▸ Extract provided
Interstitial lung disease; Multidisciplinary discussion; Lung cancer; Adenocarcinoma; B cell lymphoma

Introduction

Interstitial lung diseases (ILD) represent a variety of disorders that affect the lung parenchyma and cause unspecific respiratory symptoms such as increasing dyspnea and cough. Correct diagnosis and classification of ILD is crucial in order to avoid exposures that may be responsible for ILD, to decide about specific treatment with novel antifibrotic drugs [1,2] and to inform the patient about prognosis of the disease. Classification of ILD may be challenging with a spectrum from ILD with known etiologies (occupational and environmental exposures, drugs or connective tissue diseases) to idiopathic forms (idiopathic interstitial pneumonias, e.g. idiopathic pulmonary fibrosis [IPF]). Based on the current guidelines [3,4], a histological diagnosis for IPF is not always mandatory and depends on the clinical and radiological presentation. Bronchoscopy and bronchoalveolar lavage (BAL) are not routinely recommended.

We present three cases that were referred to our ILD clinic with respiratory symptoms, physiological and radiological findings typical for ILD. Further workup was performed, resulting in a different diagnosis than initially suspected.

Case Reports

Case 1

A 65 year old Caucasian male and current smoker (40 pack years) was referred to the ILD clinic with increasing dyspnea at minimal physical efforts. The retired locksmith stated an exposure to hard metal dust by tool grinding over decades. Arterial hypertension was treated with candesartan and depression with citalopram. Physical examination showed an overweight (BMI 29 kg/m2), non-febrile patient, with bilateral, basal, inspiratory crackles, without clinical signs of heart failure. Laboratory blood tests (CRP, hematology, liver and renal functions) were normal, but mild respiratory insufficiency was detected in arterial blood gas analysis (pO2 66 mmHg, pCO2 49 mmHg). Pulmonary function tests (PFT) showed severe obstructive airflow limitation (FVC 2.14l/49% predicted, FEV1 0.72l/21% predicted) and moderately decreased adjusted diffusing capacity for carbon monoxide (DLCO) of 42% predicted. Chest CT scan showed an interstitial disease pattern with subpleural reticulations, disseminated, multiple small parenchymal nodules and slightly enlarged mediastinal and hilar lymph nodes (Figure 1a). Initial differential diagnosis included sarcoidosis and hard metal lung. Further diagnostic workup with bronchoscopy including BAL and transbronchial biopsy (TBB), revealed adenocarcinoma of the lung with lymphangitis carcinomatosa, positivity for thyroid transcription factor (TTF)-1 (Figure 1b), without epidermal growth factor receptor (EGFR) mutations or anaplastic lymphoma kinase (ALK) rearrangements. Contralateral pulmonary and spinal metastases were detected on CT scan. A palliative chemotherapy with carboplatin and permetrexed was started, to which the patient responded well.

Stored data entries
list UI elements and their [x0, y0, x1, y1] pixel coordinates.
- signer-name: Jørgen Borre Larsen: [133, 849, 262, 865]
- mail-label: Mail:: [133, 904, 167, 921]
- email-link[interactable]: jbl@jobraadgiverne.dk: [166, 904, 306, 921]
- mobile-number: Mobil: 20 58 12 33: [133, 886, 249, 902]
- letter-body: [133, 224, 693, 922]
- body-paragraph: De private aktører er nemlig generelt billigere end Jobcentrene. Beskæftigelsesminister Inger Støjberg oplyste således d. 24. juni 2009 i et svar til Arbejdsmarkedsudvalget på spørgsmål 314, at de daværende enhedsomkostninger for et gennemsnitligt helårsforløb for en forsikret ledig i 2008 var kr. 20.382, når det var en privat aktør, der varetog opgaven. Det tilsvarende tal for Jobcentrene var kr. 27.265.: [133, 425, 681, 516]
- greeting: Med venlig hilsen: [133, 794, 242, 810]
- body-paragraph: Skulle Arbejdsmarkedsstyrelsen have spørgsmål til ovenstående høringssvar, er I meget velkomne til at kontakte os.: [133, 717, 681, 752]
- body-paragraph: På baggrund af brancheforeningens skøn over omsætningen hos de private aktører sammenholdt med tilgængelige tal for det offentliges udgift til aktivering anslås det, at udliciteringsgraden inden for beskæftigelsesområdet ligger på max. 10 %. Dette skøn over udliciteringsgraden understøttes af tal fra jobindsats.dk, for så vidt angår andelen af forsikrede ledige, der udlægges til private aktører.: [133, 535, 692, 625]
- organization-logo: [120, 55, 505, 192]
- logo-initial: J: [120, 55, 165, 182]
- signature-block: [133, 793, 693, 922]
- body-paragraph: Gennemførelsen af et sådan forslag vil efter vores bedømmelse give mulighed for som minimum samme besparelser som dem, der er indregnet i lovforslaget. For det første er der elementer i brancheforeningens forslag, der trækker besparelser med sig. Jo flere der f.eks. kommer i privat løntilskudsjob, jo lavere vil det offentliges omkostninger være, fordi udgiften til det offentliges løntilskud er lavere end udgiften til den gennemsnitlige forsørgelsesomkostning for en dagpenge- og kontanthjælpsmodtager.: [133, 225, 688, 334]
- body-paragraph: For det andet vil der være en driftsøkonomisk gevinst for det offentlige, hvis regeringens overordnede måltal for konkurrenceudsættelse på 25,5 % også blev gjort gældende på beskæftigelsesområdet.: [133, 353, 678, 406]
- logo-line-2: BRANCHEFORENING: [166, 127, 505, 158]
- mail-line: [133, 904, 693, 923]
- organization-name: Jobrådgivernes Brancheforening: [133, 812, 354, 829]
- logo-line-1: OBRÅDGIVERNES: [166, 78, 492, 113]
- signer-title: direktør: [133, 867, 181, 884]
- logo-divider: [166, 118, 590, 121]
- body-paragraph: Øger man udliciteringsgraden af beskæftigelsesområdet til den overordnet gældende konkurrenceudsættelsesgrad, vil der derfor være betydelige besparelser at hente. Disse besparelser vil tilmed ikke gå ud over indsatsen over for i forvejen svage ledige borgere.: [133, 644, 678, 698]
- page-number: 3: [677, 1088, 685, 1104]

▸ Questions to answer
a – From the case report on interstitial lung disease, quote the passage between "We present three" and "than initially suspected.", inclusive.
b – Translate this sentence from the case report on interstitial lung disease into Spanish: "Contralateral pulmonary and spinal metastases were detected on CT scan."
c – Using the case report on interstitial lung disease, answer the following:
(i) How many cases were referred to the ILD clinic and presented?
(ii) What was the former occupation of the patient in Case 1?
(iii) Which two drugs made up the palliative chemotherapy given in Case 1?

▸ Answers
a –
We present three cases that were referred to our ILD clinic with respiratory symptoms, physiological and radiological findings typical for ILD. Further workup was performed, resulting in a different diagnosis than initially suspected.

b – Se detectaron metástasis pulmonares contralaterales y espinales en la tomografía computarizada.

c –
(i) Three cases.
(ii) He was a locksmith, now retired.
(iii) Carboplatin and permetrexed.